Source material start

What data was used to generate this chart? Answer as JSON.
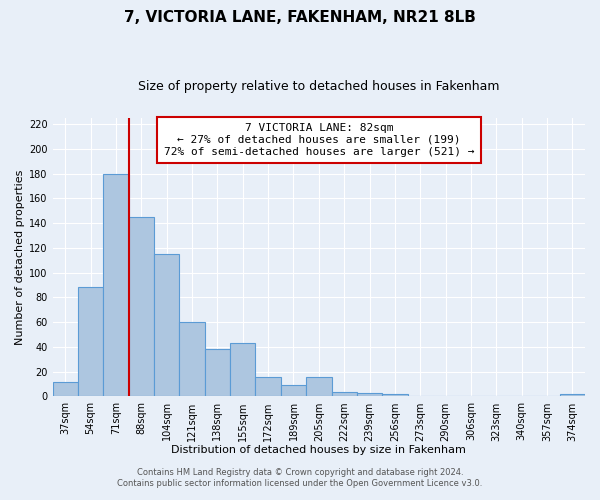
{
  "title": "7, VICTORIA LANE, FAKENHAM, NR21 8LB",
  "subtitle": "Size of property relative to detached houses in Fakenham",
  "xlabel": "Distribution of detached houses by size in Fakenham",
  "ylabel": "Number of detached properties",
  "footer_line1": "Contains HM Land Registry data © Crown copyright and database right 2024.",
  "footer_line2": "Contains public sector information licensed under the Open Government Licence v3.0.",
  "annotation_title": "7 VICTORIA LANE: 82sqm",
  "annotation_line1": "← 27% of detached houses are smaller (199)",
  "annotation_line2": "72% of semi-detached houses are larger (521) →",
  "bar_labels": [
    "37sqm",
    "54sqm",
    "71sqm",
    "88sqm",
    "104sqm",
    "121sqm",
    "138sqm",
    "155sqm",
    "172sqm",
    "189sqm",
    "205sqm",
    "222sqm",
    "239sqm",
    "256sqm",
    "273sqm",
    "290sqm",
    "306sqm",
    "323sqm",
    "340sqm",
    "357sqm",
    "374sqm"
  ],
  "bar_values": [
    12,
    88,
    180,
    145,
    115,
    60,
    38,
    43,
    16,
    9,
    16,
    4,
    3,
    2,
    0,
    0,
    0,
    0,
    0,
    0,
    2
  ],
  "bar_color": "#adc6e0",
  "bar_edge_color": "#5b9bd5",
  "reference_line_color": "#cc0000",
  "ylim": [
    0,
    225
  ],
  "yticks": [
    0,
    20,
    40,
    60,
    80,
    100,
    120,
    140,
    160,
    180,
    200,
    220
  ],
  "bg_color": "#e8eff8",
  "plot_bg_color": "#e8eff8",
  "annotation_box_color": "#ffffff",
  "annotation_box_edge": "#cc0000",
  "grid_color": "#ffffff",
  "title_fontsize": 11,
  "subtitle_fontsize": 9,
  "label_fontsize": 8,
  "tick_fontsize": 7,
  "annotation_fontsize": 8,
  "footer_fontsize": 6
}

Source material end

Stated task: Where a line of the entries contains the word "houses", copy that line.

Full answer:
  "subtitle": "Size of property relative to detached houses in Fakenham",
  "xlabel": "Distribution of detached houses by size in Fakenham",
  "annotation_line1": "← 27% of detached houses are smaller (199)",
  "annotation_line2": "72% of semi-detached houses are larger (521) →",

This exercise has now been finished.